» **INSTRUCTIONS TO FOLLOW**: Please quote the material exactly, every line of it.

/---

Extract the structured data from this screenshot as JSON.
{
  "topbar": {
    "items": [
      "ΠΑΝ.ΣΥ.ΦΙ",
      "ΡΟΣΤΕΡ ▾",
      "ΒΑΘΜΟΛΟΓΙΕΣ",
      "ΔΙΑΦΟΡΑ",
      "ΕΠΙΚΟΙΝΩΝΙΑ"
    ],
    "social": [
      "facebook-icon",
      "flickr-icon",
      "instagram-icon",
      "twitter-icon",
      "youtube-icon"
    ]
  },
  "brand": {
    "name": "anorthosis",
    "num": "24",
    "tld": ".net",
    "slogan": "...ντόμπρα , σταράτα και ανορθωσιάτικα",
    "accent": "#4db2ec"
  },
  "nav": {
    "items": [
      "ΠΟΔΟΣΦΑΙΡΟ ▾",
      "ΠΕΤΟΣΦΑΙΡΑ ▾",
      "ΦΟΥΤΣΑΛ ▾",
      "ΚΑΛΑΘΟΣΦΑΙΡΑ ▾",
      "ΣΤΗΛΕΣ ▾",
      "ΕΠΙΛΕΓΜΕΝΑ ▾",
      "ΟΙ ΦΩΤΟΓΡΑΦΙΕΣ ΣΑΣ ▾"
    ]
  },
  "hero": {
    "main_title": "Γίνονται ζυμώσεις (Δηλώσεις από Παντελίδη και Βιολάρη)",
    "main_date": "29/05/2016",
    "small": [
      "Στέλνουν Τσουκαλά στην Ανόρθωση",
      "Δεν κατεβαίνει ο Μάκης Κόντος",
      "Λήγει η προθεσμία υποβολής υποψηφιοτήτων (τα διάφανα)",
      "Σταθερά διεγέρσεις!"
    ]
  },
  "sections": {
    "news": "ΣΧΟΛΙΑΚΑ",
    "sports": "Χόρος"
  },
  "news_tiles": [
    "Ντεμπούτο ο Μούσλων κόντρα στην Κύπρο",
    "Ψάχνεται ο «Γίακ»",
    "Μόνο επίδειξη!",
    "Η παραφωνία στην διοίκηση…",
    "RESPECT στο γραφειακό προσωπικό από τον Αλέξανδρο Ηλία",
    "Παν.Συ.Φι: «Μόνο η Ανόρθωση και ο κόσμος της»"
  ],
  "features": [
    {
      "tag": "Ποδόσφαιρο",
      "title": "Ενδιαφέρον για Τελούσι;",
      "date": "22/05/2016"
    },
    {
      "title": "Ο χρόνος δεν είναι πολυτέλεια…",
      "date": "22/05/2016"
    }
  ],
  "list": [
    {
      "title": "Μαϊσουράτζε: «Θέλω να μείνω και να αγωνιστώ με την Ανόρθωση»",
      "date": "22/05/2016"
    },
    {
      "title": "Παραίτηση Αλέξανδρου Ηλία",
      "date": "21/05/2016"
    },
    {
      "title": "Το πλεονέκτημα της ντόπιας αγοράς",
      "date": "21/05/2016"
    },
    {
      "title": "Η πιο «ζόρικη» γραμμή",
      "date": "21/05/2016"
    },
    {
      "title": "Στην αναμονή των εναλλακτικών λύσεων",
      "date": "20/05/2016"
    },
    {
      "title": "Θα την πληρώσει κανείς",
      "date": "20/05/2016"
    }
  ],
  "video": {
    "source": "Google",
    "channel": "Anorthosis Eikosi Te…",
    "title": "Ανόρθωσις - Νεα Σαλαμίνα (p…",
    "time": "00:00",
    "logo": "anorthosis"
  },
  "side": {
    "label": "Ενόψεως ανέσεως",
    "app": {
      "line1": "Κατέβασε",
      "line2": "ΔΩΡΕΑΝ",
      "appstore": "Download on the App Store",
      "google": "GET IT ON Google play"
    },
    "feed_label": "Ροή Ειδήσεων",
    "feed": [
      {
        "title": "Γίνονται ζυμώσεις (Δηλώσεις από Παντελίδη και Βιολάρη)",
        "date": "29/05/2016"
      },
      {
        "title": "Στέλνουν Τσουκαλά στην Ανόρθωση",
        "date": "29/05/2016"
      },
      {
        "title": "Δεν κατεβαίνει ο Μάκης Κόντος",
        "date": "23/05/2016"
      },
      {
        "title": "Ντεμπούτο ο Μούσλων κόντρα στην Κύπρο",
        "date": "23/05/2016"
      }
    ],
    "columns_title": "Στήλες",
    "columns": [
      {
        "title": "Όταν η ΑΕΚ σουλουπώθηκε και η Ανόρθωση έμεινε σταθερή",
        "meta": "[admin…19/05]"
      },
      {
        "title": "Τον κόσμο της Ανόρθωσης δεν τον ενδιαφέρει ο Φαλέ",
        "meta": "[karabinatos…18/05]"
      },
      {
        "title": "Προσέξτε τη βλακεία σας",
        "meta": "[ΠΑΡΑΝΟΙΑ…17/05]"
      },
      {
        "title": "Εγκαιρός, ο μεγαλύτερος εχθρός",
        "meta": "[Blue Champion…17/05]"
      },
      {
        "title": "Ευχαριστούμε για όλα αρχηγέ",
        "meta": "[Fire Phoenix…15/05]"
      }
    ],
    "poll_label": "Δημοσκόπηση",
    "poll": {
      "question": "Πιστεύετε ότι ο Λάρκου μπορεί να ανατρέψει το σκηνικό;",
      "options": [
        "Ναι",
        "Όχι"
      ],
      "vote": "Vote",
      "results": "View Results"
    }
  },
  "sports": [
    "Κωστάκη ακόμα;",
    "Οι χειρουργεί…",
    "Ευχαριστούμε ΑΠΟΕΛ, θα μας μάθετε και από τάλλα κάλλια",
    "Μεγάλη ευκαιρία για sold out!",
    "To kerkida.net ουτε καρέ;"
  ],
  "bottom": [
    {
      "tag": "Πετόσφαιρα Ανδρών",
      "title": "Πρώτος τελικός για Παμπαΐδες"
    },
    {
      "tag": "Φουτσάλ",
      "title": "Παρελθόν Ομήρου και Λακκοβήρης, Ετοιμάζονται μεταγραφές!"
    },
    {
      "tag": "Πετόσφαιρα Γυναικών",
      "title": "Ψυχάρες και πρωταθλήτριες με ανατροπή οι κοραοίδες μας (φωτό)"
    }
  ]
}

\---

» **RESULT**:
Extract the structured data from this screenshot as JSON.
{
  "topbar": {
    "items": [
      "ΠΑΝ.ΣΥ.ΦΙ",
      "ΡΟΣΤΕΡ ▾",
      "ΒΑΘΜΟΛΟΓΙΕΣ",
      "ΔΙΑΦΟΡΑ",
      "ΕΠΙΚΟΙΝΩΝΙΑ"
    ],
    "social": [
      "facebook-icon",
      "flickr-icon",
      "instagram-icon",
      "twitter-icon",
      "youtube-icon"
    ]
  },
  "brand": {
    "name": "anorthosis",
    "num": "24",
    "tld": ".net",
    "slogan": "...ντόμπρα , σταράτα και ανορθωσιάτικα",
    "accent": "#4db2ec"
  },
  "nav": {
    "items": [
      "ΠΟΔΟΣΦΑΙΡΟ ▾",
      "ΠΕΤΟΣΦΑΙΡΑ ▾",
      "ΦΟΥΤΣΑΛ ▾",
      "ΚΑΛΑΘΟΣΦΑΙΡΑ ▾",
      "ΣΤΗΛΕΣ ▾",
      "ΕΠΙΛΕΓΜΕΝΑ ▾",
      "ΟΙ ΦΩΤΟΓΡΑΦΙΕΣ ΣΑΣ ▾"
    ]
  },
  "hero": {
    "main_title": "Γίνονται ζυμώσεις (Δηλώσεις από Παντελίδη και Βιολάρη)",
    "main_date": "29/05/2016",
    "small": [
      "Στέλνουν Τσουκαλά στην Ανόρθωση",
      "Δεν κατεβαίνει ο Μάκης Κόντος",
      "Λήγει η προθεσμία υποβολής υποψηφιοτήτων (τα διάφανα)",
      "Σταθερά διεγέρσεις!"
    ]
  },
  "sections": {
    "news": "ΣΧΟΛΙΑΚΑ",
    "sports": "Χόρος"
  },
  "news_tiles": [
    "Ντεμπούτο ο Μούσλων κόντρα στην Κύπρο",
    "Ψάχνεται ο «Γίακ»",
    "Μόνο επίδειξη!",
    "Η παραφωνία στην διοίκηση…",
    "RESPECT στο γραφειακό προσωπικό από τον Αλέξανδρο Ηλία",
    "Παν.Συ.Φι: «Μόνο η Ανόρθωση και ο κόσμος της»"
  ],
  "features": [
    {
      "tag": "Ποδόσφαιρο",
      "title": "Ενδιαφέρον για Τελούσι;",
      "date": "22/05/2016"
    },
    {
      "title": "Ο χρόνος δεν είναι πολυτέλεια…",
      "date": "22/05/2016"
    }
  ],
  "list": [
    {
      "title": "Μαϊσουράτζε: «Θέλω να μείνω και να αγωνιστώ με την Ανόρθωση»",
      "date": "22/05/2016"
    },
    {
      "title": "Παραίτηση Αλέξανδρου Ηλία",
      "date": "21/05/2016"
    },
    {
      "title": "Το πλεονέκτημα της ντόπιας αγοράς",
      "date": "21/05/2016"
    },
    {
      "title": "Η πιο «ζόρικη» γραμμή",
      "date": "21/05/2016"
    },
    {
      "title": "Στην αναμονή των εναλλακτικών λύσεων",
      "date": "20/05/2016"
    },
    {
      "title": "Θα την πληρώσει κανείς",
      "date": "20/05/2016"
    }
  ],
  "video": {
    "source": "Google",
    "channel": "Anorthosis Eikosi Te…",
    "title": "Ανόρθωσις - Νεα Σαλαμίνα (p…",
    "time": "00:00",
    "logo": "anorthosis"
  },
  "side": {
    "label": "Ενόψεως ανέσεως",
    "app": {
      "line1": "Κατέβασε",
      "line2": "ΔΩΡΕΑΝ",
      "appstore": "Download on the App Store",
      "google": "GET IT ON Google play"
    },
    "feed_label": "Ροή Ειδήσεων",
    "feed": [
      {
        "title": "Γίνονται ζυμώσεις (Δηλώσεις από Παντελίδη και Βιολάρη)",
        "date": "29/05/2016"
      },
      {
        "title": "Στέλνουν Τσουκαλά στην Ανόρθωση",
        "date": "29/05/2016"
      },
      {
        "title": "Δεν κατεβαίνει ο Μάκης Κόντος",
        "date": "23/05/2016"
      },
      {
        "title": "Ντεμπούτο ο Μούσλων κόντρα στην Κύπρο",
        "date": "23/05/2016"
      }
    ],
    "columns_title": "Στήλες",
    "columns": [
      {
        "title": "Όταν η ΑΕΚ σουλουπώθηκε και η Ανόρθωση έμεινε σταθερή",
        "meta": "[admin…19/05]"
      },
      {
        "title": "Τον κόσμο της Ανόρθωσης δεν τον ενδιαφέρει ο Φαλέ",
        "meta": "[karabinatos…18/05]"
      },
      {
        "title": "Προσέξτε τη βλακεία σας",
        "meta": "[ΠΑΡΑΝΟΙΑ…17/05]"
      },
      {
        "title": "Εγκαιρός, ο μεγαλύτερος εχθρός",
        "meta": "[Blue Champion…17/05]"
      },
      {
        "title": "Ευχαριστούμε για όλα αρχηγέ",
        "meta": "[Fire Phoenix…15/05]"
      }
    ],
    "poll_label": "Δημοσκόπηση",
    "poll": {
      "question": "Πιστεύετε ότι ο Λάρκου μπορεί να ανατρέψει το σκηνικό;",
      "options": [
        "Ναι",
        "Όχι"
      ],
      "vote": "Vote",
      "results": "View Results"
    }
  },
  "sports": [
    "Κωστάκη ακόμα;",
    "Οι χειρουργεί…",
    "Ευχαριστούμε ΑΠΟΕΛ, θα μας μάθετε και από τάλλα κάλλια",
    "Μεγάλη ευκαιρία για sold out!",
    "To kerkida.net ουτε καρέ;"
  ],
  "bottom": [
    {
      "tag": "Πετόσφαιρα Ανδρών",
      "title": "Πρώτος τελικός για Παμπαΐδες"
    },
    {
      "tag": "Φουτσάλ",
      "title": "Παρελθόν Ομήρου και Λακκοβήρης, Ετοιμάζονται μεταγραφές!"
    },
    {
      "tag": "Πετόσφαιρα Γυναικών",
      "title": "Ψυχάρες και πρωταθλήτριες με ανατροπή οι κοραοίδες μας (φωτό)"
    }
  ]
}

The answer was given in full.